WHAT YOU SHOULD DO: Pick out the lines below that include the string "name".

[Records from a data source]
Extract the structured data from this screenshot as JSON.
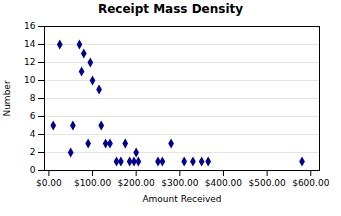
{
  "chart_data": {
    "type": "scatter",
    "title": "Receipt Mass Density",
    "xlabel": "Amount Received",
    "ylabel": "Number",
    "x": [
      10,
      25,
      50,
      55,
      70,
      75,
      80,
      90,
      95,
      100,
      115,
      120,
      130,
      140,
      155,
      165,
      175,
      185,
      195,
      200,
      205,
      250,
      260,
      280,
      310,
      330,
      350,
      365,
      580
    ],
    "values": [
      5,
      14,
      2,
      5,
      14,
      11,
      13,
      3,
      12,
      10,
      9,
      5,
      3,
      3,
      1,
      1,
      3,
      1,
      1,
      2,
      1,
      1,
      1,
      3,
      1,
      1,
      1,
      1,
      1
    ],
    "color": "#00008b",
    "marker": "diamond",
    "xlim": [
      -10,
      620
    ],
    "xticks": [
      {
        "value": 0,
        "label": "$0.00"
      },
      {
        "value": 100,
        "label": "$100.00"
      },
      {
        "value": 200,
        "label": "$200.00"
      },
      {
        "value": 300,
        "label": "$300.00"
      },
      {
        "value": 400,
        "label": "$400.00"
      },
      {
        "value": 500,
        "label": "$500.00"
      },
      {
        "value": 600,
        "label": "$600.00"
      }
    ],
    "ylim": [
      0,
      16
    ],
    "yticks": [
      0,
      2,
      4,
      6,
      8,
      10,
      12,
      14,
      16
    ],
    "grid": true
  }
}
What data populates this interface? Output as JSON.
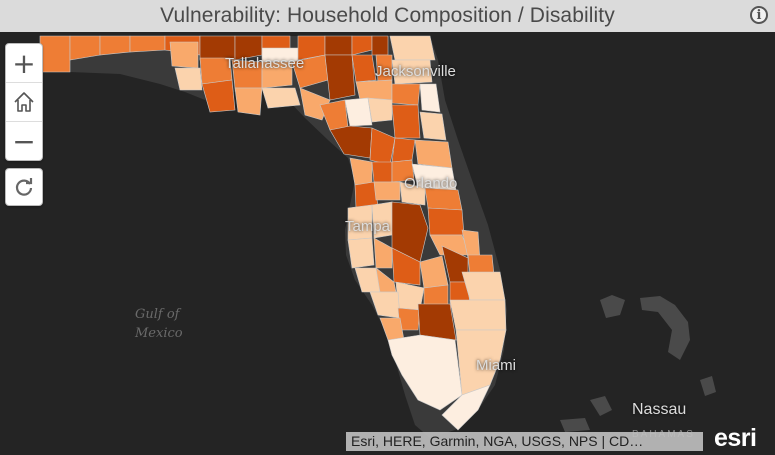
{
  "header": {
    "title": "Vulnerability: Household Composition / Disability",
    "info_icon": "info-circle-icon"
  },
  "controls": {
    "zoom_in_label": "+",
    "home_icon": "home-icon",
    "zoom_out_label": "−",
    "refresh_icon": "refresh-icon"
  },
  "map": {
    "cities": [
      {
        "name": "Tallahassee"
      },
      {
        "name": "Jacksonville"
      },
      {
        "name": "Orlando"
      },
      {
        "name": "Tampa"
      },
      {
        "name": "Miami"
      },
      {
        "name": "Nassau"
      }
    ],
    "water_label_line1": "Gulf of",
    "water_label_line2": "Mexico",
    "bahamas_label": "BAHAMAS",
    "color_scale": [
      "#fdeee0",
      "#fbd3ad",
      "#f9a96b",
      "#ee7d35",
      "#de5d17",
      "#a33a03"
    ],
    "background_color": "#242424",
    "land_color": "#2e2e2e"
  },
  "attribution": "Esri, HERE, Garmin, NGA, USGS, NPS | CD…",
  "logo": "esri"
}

REPLY TO THE EXERCISE:
        "name": "Tallahassee"
        "name": "Jacksonville"
        "name": "Orlando"
        "name": "Tampa"
        "name": "Miami"
        "name": "Nassau"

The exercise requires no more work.